WRITTEN TASK:
Leave out the pictures and repeat every record exactly.

╭─ RECORDS TO USE

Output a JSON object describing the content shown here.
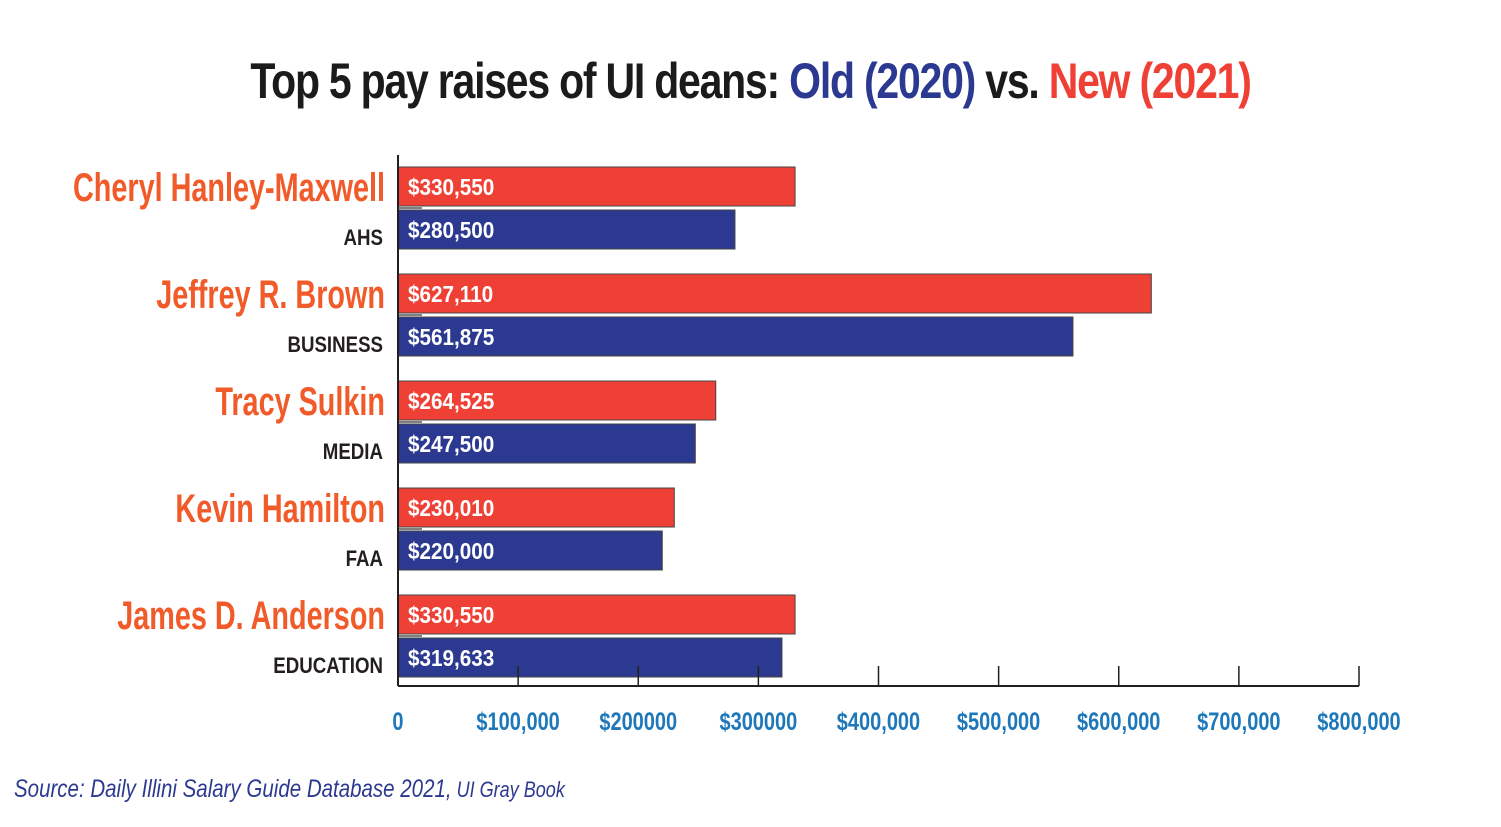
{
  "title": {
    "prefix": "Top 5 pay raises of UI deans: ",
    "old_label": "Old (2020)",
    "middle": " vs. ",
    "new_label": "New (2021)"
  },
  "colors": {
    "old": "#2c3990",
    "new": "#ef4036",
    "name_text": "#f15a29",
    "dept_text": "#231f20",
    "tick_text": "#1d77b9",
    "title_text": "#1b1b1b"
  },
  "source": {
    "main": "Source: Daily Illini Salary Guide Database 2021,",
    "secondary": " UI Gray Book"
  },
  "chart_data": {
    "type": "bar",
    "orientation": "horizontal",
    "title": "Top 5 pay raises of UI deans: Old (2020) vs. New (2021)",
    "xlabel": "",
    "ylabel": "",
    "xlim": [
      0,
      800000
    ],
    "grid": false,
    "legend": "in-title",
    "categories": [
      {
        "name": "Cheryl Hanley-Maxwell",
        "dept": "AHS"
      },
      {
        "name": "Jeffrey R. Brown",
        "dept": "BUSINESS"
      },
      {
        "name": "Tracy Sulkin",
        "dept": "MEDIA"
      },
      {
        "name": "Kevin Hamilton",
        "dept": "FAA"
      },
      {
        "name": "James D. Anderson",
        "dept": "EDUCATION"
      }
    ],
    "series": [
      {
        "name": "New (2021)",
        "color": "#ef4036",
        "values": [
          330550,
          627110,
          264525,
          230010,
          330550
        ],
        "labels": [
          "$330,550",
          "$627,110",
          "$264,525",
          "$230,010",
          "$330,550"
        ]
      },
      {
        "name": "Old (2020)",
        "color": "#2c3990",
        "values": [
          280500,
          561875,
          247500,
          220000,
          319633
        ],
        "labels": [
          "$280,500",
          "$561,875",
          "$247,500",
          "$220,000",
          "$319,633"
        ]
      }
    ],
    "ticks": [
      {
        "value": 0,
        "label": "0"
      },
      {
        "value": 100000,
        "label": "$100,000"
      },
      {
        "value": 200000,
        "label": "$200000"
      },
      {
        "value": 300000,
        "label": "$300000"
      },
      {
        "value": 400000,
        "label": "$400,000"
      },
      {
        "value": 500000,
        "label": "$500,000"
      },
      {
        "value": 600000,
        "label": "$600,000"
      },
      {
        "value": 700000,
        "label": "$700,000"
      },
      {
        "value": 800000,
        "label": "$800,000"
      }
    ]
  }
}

╰─

REPLY:
Output a JSON object describing the content shown here.
{
  "title": {
    "prefix": "Top 5 pay raises of UI deans: ",
    "old_label": "Old (2020)",
    "middle": " vs. ",
    "new_label": "New (2021)"
  },
  "colors": {
    "old": "#2c3990",
    "new": "#ef4036",
    "name_text": "#f15a29",
    "dept_text": "#231f20",
    "tick_text": "#1d77b9",
    "title_text": "#1b1b1b"
  },
  "source": {
    "main": "Source: Daily Illini Salary Guide Database 2021,",
    "secondary": " UI Gray Book"
  },
  "chart_data": {
    "type": "bar",
    "orientation": "horizontal",
    "title": "Top 5 pay raises of UI deans: Old (2020) vs. New (2021)",
    "xlabel": "",
    "ylabel": "",
    "xlim": [
      0,
      800000
    ],
    "grid": false,
    "legend": "in-title",
    "categories": [
      {
        "name": "Cheryl Hanley-Maxwell",
        "dept": "AHS"
      },
      {
        "name": "Jeffrey R. Brown",
        "dept": "BUSINESS"
      },
      {
        "name": "Tracy Sulkin",
        "dept": "MEDIA"
      },
      {
        "name": "Kevin Hamilton",
        "dept": "FAA"
      },
      {
        "name": "James D. Anderson",
        "dept": "EDUCATION"
      }
    ],
    "series": [
      {
        "name": "New (2021)",
        "color": "#ef4036",
        "values": [
          330550,
          627110,
          264525,
          230010,
          330550
        ],
        "labels": [
          "$330,550",
          "$627,110",
          "$264,525",
          "$230,010",
          "$330,550"
        ]
      },
      {
        "name": "Old (2020)",
        "color": "#2c3990",
        "values": [
          280500,
          561875,
          247500,
          220000,
          319633
        ],
        "labels": [
          "$280,500",
          "$561,875",
          "$247,500",
          "$220,000",
          "$319,633"
        ]
      }
    ],
    "ticks": [
      {
        "value": 0,
        "label": "0"
      },
      {
        "value": 100000,
        "label": "$100,000"
      },
      {
        "value": 200000,
        "label": "$200000"
      },
      {
        "value": 300000,
        "label": "$300000"
      },
      {
        "value": 400000,
        "label": "$400,000"
      },
      {
        "value": 500000,
        "label": "$500,000"
      },
      {
        "value": 600000,
        "label": "$600,000"
      },
      {
        "value": 700000,
        "label": "$700,000"
      },
      {
        "value": 800000,
        "label": "$800,000"
      }
    ]
  }
}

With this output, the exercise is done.